■ **Items**:
'''

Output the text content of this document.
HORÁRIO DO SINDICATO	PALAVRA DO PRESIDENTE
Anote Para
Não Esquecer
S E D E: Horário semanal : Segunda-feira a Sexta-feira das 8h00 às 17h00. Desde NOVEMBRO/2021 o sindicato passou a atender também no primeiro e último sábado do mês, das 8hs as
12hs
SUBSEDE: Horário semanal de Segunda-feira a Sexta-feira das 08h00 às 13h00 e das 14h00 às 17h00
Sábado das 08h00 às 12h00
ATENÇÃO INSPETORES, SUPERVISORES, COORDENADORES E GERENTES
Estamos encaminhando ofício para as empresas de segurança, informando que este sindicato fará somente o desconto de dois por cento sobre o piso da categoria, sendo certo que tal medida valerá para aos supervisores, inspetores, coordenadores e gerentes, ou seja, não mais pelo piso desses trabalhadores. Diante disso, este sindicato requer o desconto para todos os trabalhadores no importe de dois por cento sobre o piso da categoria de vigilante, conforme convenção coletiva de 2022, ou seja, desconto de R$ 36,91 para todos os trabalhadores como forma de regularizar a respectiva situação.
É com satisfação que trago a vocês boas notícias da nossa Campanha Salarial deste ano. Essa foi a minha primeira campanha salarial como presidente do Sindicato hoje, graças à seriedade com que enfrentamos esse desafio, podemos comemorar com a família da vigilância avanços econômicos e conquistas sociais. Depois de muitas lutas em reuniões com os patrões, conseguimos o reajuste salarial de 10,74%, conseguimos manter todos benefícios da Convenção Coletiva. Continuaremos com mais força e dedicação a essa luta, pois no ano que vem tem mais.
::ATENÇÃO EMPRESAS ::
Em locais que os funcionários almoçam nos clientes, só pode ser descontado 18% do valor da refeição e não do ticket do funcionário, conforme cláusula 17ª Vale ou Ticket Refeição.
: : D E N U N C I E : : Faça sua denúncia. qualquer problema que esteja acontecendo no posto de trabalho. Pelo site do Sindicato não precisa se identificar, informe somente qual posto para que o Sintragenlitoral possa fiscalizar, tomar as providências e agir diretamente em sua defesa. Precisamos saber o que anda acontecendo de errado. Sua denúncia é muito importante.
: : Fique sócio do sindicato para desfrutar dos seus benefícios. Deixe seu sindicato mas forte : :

'''
'''

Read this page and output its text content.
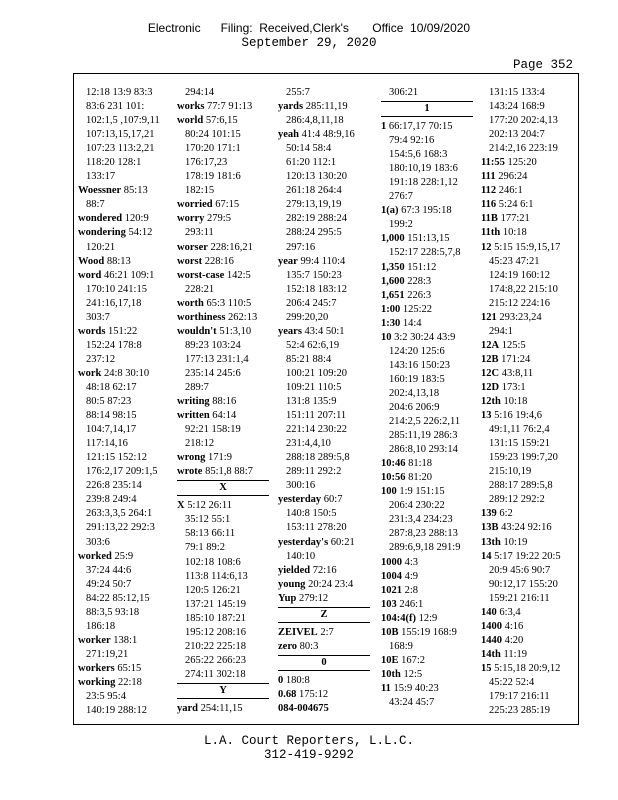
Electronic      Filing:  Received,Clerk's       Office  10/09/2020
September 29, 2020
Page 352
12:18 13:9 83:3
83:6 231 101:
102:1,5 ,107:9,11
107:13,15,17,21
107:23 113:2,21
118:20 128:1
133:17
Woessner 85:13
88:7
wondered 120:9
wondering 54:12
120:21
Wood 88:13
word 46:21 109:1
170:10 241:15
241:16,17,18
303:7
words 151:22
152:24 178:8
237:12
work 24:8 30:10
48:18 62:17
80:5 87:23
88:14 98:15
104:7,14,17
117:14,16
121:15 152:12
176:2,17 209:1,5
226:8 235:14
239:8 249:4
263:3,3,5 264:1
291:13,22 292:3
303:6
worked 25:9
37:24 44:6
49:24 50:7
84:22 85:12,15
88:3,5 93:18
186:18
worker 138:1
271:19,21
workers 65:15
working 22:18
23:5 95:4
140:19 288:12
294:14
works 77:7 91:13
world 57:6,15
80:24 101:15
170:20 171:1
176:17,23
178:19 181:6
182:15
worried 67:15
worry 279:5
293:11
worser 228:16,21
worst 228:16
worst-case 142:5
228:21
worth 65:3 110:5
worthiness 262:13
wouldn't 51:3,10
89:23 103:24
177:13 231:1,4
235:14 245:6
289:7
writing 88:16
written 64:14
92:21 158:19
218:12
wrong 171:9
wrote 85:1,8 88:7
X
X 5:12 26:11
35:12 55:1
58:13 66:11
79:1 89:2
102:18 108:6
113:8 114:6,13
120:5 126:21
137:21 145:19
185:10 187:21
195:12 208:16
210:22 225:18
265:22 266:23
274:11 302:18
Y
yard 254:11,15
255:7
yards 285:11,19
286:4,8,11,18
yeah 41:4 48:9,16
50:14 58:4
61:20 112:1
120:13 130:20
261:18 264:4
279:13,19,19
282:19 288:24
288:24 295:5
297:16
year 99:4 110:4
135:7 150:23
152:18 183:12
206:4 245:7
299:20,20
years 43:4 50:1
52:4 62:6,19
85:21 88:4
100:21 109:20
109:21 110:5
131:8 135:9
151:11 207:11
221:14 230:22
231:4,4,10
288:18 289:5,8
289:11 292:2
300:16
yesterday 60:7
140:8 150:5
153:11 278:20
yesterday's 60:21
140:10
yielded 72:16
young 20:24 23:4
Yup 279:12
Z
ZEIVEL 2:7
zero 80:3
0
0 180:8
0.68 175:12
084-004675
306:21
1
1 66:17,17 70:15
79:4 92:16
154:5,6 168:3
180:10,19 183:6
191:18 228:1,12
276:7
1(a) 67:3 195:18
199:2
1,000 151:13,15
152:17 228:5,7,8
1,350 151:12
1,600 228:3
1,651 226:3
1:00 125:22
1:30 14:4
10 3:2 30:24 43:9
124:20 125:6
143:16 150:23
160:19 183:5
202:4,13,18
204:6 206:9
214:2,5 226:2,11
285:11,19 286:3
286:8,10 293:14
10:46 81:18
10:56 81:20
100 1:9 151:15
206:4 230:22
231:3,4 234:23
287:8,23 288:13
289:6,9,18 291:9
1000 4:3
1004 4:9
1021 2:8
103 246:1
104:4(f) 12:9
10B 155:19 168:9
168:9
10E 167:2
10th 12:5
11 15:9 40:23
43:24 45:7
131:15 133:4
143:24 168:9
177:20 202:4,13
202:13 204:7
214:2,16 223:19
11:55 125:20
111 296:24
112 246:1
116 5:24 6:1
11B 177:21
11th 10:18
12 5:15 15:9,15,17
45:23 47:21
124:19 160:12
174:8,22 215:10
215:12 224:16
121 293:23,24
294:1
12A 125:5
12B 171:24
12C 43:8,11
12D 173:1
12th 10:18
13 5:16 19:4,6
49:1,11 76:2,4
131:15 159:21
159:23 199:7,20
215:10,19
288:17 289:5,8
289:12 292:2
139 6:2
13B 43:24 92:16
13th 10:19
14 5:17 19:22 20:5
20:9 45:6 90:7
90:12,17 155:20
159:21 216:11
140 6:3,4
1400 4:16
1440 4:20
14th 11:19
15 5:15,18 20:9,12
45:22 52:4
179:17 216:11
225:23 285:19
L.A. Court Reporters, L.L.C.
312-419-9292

'''

■ **What to do**: Copy every line from the entries that contains the word "ATENÇÃO".

■ **Answer in full**:
ATENÇÃO INSPETORES, SUPERVISORES, COORDENADORES E GERENTES
::ATENÇÃO EMPRESAS ::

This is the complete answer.